**TO DO**.
Copy each line holding the string "ffffff".

+-------+

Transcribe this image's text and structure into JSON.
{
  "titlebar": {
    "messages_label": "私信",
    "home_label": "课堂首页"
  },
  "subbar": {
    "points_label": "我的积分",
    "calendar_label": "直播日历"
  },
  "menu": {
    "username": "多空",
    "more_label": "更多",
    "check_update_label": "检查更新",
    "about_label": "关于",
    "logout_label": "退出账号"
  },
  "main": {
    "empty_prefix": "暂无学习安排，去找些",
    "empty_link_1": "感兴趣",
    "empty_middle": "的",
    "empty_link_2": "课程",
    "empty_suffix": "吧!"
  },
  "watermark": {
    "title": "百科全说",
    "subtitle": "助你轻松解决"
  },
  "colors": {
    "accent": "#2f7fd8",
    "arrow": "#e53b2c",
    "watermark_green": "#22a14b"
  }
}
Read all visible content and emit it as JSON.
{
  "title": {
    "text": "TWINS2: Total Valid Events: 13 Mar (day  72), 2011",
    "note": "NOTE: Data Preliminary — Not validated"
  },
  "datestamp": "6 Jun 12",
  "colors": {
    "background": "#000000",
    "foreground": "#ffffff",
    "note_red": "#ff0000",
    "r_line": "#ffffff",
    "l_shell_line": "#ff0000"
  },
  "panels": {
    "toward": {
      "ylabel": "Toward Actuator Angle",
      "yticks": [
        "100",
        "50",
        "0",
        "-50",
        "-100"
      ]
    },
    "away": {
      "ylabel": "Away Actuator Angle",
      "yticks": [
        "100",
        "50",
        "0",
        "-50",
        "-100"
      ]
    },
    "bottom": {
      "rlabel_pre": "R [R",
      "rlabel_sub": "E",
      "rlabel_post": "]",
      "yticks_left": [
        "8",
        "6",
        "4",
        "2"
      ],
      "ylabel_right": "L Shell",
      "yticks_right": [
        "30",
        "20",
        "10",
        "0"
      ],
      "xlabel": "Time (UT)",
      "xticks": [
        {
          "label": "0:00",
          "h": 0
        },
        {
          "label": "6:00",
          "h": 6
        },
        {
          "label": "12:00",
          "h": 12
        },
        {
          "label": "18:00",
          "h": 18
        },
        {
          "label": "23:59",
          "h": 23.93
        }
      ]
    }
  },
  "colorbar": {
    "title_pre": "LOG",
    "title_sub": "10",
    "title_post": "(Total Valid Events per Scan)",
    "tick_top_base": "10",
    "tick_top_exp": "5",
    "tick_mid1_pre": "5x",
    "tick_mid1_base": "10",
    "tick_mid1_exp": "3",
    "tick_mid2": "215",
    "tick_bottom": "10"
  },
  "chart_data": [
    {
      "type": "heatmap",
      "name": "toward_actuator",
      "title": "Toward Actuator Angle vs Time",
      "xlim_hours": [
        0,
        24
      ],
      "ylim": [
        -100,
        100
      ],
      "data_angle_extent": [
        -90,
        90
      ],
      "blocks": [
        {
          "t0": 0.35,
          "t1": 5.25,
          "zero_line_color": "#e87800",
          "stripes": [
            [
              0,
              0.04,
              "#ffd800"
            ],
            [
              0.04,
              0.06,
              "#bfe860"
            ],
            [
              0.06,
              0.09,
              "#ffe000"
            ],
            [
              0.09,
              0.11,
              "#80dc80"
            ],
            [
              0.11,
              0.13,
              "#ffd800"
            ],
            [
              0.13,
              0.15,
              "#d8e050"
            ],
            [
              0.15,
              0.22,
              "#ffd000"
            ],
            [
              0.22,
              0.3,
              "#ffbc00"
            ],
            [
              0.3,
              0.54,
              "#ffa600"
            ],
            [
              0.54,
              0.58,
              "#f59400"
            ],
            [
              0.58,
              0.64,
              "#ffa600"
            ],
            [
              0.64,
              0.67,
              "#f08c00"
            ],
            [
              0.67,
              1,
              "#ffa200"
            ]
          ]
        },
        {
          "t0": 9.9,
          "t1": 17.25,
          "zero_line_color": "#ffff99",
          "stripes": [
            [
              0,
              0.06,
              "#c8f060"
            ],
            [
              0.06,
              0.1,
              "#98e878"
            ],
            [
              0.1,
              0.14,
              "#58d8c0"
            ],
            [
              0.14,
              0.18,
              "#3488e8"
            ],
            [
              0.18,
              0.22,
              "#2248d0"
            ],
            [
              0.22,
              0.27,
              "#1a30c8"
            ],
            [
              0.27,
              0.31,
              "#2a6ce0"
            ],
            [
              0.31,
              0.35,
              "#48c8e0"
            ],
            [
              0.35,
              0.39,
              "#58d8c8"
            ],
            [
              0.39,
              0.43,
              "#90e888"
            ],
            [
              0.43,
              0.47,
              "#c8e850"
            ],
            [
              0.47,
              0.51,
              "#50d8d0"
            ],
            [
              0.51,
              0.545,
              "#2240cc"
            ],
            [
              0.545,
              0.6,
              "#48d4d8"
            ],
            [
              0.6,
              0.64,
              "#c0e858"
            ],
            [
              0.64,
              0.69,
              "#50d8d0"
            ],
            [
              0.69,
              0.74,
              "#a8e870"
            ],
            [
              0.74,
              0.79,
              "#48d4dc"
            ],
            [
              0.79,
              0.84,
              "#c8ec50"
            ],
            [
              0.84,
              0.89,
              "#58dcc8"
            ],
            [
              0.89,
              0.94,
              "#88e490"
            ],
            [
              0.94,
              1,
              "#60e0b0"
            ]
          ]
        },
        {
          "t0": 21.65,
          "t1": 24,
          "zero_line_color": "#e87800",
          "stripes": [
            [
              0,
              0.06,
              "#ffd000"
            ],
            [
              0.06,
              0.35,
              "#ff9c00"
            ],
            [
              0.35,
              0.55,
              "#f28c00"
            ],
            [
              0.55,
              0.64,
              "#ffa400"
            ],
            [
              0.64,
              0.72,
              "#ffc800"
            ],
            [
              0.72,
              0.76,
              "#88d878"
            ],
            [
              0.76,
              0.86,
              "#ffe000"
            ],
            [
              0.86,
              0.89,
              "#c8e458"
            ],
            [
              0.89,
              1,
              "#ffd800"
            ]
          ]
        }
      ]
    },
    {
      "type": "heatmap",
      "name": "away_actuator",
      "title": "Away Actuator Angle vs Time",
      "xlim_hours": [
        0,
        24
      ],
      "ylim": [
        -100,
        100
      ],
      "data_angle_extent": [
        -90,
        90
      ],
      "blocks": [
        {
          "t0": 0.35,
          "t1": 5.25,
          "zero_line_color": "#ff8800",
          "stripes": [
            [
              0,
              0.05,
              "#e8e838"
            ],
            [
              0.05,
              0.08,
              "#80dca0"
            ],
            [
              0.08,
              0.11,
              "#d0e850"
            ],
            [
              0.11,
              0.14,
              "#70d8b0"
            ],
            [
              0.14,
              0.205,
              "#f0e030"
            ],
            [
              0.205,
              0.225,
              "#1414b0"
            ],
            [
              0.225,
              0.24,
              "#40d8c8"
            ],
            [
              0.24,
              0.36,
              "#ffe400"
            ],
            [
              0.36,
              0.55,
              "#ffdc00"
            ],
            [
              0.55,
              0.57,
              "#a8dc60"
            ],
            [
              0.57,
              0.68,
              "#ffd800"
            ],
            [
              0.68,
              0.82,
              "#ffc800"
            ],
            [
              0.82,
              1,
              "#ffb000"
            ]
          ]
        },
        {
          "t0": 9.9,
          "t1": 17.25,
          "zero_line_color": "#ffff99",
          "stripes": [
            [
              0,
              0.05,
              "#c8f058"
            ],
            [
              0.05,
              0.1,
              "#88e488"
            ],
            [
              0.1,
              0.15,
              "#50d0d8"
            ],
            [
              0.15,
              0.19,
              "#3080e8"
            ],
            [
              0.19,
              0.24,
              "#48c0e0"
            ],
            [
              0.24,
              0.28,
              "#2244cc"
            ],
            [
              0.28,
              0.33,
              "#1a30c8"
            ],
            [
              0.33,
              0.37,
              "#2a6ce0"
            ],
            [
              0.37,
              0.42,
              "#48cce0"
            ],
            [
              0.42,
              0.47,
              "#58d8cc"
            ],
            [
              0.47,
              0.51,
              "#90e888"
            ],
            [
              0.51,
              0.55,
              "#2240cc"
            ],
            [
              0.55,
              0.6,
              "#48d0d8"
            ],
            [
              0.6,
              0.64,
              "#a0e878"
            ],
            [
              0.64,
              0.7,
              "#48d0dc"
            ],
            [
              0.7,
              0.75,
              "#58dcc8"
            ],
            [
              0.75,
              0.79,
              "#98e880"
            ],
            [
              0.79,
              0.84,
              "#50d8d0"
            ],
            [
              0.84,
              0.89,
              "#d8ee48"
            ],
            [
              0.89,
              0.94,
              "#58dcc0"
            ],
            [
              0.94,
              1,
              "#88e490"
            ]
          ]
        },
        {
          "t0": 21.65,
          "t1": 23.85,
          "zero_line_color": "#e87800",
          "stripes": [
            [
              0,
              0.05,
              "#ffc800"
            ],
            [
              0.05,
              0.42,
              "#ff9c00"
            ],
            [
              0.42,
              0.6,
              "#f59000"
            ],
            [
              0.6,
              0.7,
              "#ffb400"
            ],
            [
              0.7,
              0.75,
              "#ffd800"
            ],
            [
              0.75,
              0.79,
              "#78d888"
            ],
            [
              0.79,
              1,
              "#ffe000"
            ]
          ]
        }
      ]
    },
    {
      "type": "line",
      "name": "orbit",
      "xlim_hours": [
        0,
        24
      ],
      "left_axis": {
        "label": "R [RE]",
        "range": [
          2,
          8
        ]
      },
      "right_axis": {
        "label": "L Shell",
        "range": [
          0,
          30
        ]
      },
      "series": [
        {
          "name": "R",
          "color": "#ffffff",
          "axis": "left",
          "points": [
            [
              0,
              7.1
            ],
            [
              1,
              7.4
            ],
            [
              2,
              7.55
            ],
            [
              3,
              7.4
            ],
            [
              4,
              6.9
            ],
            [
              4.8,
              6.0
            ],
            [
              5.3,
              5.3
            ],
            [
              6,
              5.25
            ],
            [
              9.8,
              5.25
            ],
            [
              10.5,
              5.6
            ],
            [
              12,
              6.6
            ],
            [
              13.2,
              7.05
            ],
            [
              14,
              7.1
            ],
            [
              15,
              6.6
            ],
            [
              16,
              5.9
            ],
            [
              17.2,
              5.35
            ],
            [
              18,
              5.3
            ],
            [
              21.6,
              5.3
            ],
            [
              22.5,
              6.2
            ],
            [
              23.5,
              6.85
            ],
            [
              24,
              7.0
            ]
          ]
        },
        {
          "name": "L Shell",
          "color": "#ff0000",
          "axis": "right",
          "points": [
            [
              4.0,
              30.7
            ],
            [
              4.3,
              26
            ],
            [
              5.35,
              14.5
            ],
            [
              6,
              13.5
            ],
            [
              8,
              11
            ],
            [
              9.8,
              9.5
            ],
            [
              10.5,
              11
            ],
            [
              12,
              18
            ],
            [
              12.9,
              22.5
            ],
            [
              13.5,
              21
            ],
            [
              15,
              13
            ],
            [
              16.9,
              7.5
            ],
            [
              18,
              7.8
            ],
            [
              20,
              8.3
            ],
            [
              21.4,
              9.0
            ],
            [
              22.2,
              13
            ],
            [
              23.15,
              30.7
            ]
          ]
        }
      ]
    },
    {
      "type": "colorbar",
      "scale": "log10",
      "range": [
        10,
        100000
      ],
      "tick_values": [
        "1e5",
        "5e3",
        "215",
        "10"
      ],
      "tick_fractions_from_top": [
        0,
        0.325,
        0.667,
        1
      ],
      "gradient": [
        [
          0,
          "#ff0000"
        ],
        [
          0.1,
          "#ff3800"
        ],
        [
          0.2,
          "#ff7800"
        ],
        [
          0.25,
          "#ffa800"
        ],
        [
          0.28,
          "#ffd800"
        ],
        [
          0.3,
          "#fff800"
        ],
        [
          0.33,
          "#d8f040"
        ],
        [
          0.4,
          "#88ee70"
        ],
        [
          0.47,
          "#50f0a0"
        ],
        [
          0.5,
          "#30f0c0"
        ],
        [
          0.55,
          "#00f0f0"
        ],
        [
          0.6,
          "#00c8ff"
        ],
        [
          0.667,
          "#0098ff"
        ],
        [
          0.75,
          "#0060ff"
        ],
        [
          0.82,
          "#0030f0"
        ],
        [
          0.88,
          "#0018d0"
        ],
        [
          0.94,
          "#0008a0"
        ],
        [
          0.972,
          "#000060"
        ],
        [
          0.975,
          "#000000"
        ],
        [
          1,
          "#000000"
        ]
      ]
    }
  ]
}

+-------+

**RESPONSE FOR THIS EXERCISE**.
    "foreground": "#ffffff",
    "r_line": "#ffffff",
          "color": "#ffffff",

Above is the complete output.